**What to do:** Copy out the entries in full and with complete accuracy; pictures are excluded.

===

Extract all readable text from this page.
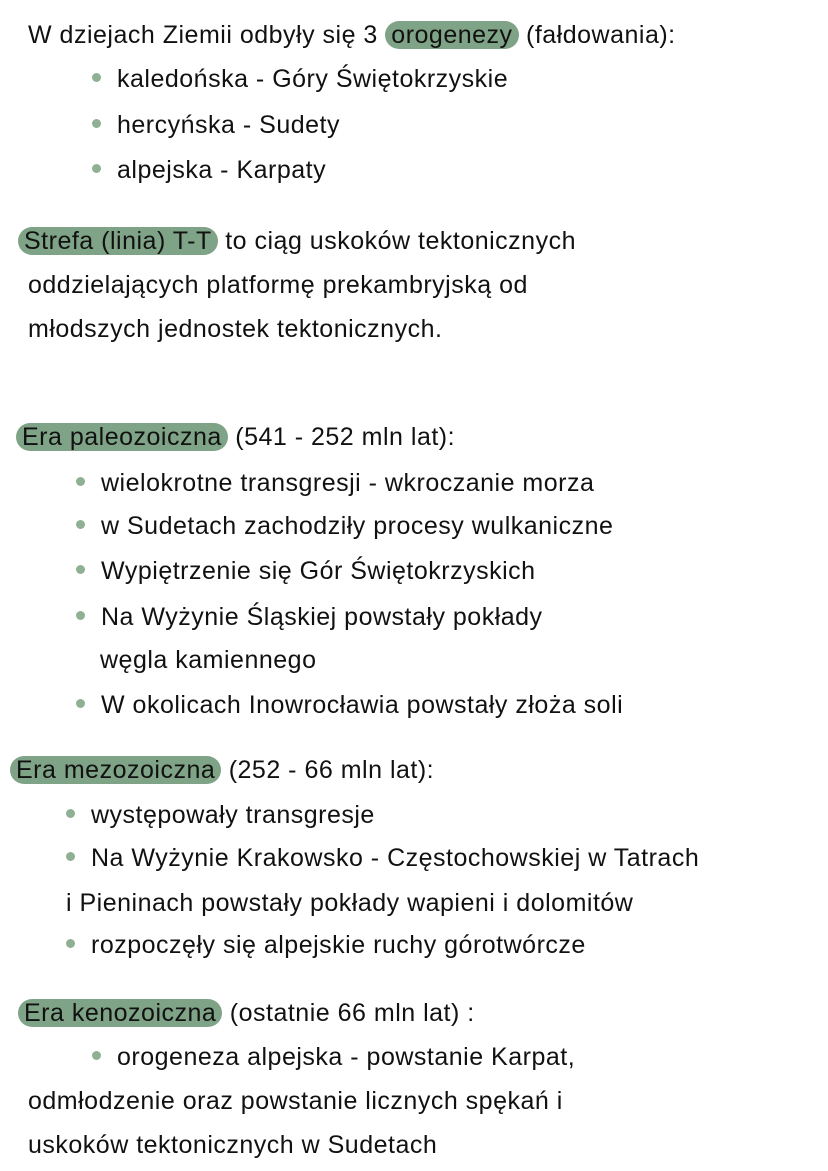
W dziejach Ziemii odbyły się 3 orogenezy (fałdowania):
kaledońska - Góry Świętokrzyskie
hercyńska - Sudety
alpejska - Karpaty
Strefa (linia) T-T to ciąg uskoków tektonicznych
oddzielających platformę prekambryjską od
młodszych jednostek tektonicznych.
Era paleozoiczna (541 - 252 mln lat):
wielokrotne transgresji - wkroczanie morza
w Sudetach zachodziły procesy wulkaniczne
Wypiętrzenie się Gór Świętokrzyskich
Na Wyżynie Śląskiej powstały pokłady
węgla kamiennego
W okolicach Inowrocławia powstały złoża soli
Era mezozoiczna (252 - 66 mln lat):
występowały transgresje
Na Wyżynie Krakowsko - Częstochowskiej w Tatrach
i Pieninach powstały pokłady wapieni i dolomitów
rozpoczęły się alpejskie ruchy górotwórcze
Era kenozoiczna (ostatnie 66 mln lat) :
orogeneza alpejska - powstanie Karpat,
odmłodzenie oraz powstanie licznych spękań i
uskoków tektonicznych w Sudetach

===

**Answer to this exercise:**
Extract all readable text from this page.
W dziejach Ziemii odbyły się 3 orogenezy (fałdowania):
kaledońska - Góry Świętokrzyskie
hercyńska - Sudety
alpejska - Karpaty
Strefa (linia) T-T to ciąg uskoków tektonicznych
oddzielających platformę prekambryjską od
młodszych jednostek tektonicznych.
Era paleozoiczna (541 - 252 mln lat):
wielokrotne transgresji - wkroczanie morza
w Sudetach zachodziły procesy wulkaniczne
Wypiętrzenie się Gór Świętokrzyskich
Na Wyżynie Śląskiej powstały pokłady
węgla kamiennego
W okolicach Inowrocławia powstały złoża soli
Era mezozoiczna (252 - 66 mln lat):
występowały transgresje
Na Wyżynie Krakowsko - Częstochowskiej w Tatrach
i Pieninach powstały pokłady wapieni i dolomitów
rozpoczęły się alpejskie ruchy górotwórcze
Era kenozoiczna (ostatnie 66 mln lat) :
orogeneza alpejska - powstanie Karpat,
odmłodzenie oraz powstanie licznych spękań i
uskoków tektonicznych w Sudetach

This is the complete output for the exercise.